-- START Provided material --
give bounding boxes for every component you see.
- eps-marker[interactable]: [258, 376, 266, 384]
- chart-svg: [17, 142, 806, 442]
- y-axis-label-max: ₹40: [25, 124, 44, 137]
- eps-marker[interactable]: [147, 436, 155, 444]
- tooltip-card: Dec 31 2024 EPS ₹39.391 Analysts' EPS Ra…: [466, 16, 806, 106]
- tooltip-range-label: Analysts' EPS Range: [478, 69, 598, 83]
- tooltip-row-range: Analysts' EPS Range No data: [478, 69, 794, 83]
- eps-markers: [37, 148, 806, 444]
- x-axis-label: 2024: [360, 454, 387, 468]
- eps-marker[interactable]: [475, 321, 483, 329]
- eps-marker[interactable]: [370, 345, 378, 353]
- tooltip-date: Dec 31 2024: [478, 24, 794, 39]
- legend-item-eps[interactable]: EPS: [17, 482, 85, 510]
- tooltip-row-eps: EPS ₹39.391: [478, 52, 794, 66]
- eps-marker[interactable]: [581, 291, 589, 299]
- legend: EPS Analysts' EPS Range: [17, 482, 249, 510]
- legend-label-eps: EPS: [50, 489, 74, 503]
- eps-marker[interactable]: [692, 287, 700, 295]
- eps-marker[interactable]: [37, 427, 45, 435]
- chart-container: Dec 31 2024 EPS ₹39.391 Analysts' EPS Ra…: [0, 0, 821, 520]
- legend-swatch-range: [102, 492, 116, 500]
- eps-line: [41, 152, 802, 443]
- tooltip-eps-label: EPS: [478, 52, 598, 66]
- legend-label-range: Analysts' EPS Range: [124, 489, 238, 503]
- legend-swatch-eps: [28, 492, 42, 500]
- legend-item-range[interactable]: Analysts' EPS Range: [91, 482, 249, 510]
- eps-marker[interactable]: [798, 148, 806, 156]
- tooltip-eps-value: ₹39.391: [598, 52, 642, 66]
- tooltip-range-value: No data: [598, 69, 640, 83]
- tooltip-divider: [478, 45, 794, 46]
-- END Provided material --
Short task:
Convert the listing above into a numbered list, one entry per line, leaving out any blank lines.

Answer in full:
1. give bounding boxes for every component you see.
2. - eps-marker[interactable]: [258, 376, 266, 384]
3. - chart-svg: [17, 142, 806, 442]
4. - y-axis-label-max: ₹40: [25, 124, 44, 137]
5. - eps-marker[interactable]: [147, 436, 155, 444]
6. - tooltip-card: Dec 31 2024 EPS ₹39.391 Analysts' EPS Ra…: [466, 16, 806, 106]
7. - tooltip-range-label: Analysts' EPS Range: [478, 69, 598, 83]
8. - tooltip-row-range: Analysts' EPS Range No data: [478, 69, 794, 83]
9. - eps-markers: [37, 148, 806, 444]
10. - x-axis-label: 2024: [360, 454, 387, 468]
11. - eps-marker[interactable]: [475, 321, 483, 329]
12. - eps-marker[interactable]: [370, 345, 378, 353]
13. - tooltip-date: Dec 31 2024: [478, 24, 794, 39]
14. - legend-item-eps[interactable]: EPS: [17, 482, 85, 510]
15. - tooltip-row-eps: EPS ₹39.391: [478, 52, 794, 66]
16. - eps-marker[interactable]: [581, 291, 589, 299]
17. - legend: EPS Analysts' EPS Range: [17, 482, 249, 510]
18. - legend-label-eps: EPS: [50, 489, 74, 503]
19. - eps-marker[interactable]: [692, 287, 700, 295]
20. - eps-marker[interactable]: [37, 427, 45, 435]
21. - chart-container: Dec 31 2024 EPS ₹39.391 Analysts' EPS Ra…: [0, 0, 821, 520]
22. - legend-swatch-range: [102, 492, 116, 500]
23. - eps-line: [41, 152, 802, 443]
24. - tooltip-eps-label: EPS: [478, 52, 598, 66]
25. - legend-label-range: Analysts' EPS Range: [124, 489, 238, 503]
26. - legend-swatch-eps: [28, 492, 42, 500]
27. - legend-item-range[interactable]: Analysts' EPS Range: [91, 482, 249, 510]
28. - eps-marker[interactable]: [798, 148, 806, 156]
29. - tooltip-eps-value: ₹39.391: [598, 52, 642, 66]
30. - tooltip-range-value: No data: [598, 69, 640, 83]
31. - tooltip-divider: [478, 45, 794, 46]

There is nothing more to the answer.